*WHAT YOU WILL DO*
Scan the lines below; pull out those with "icon".

*ROWS*

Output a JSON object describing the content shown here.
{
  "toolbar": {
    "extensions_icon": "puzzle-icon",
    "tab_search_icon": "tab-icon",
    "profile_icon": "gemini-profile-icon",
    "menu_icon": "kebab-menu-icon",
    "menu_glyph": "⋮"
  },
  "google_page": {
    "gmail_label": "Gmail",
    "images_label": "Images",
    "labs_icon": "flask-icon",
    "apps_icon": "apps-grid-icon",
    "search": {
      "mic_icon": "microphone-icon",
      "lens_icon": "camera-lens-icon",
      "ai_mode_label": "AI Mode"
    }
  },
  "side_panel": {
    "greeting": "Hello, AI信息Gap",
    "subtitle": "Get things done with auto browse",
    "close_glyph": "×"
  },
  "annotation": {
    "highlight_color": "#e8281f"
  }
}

*SOLUTION TO THIS EXERCISE*
    "extensions_icon": "puzzle-icon",
    "tab_search_icon": "tab-icon",
    "profile_icon": "gemini-profile-icon",
    "menu_icon": "kebab-menu-icon",
    "labs_icon": "flask-icon",
    "apps_icon": "apps-grid-icon",
      "mic_icon": "microphone-icon",
      "lens_icon": "camera-lens-icon",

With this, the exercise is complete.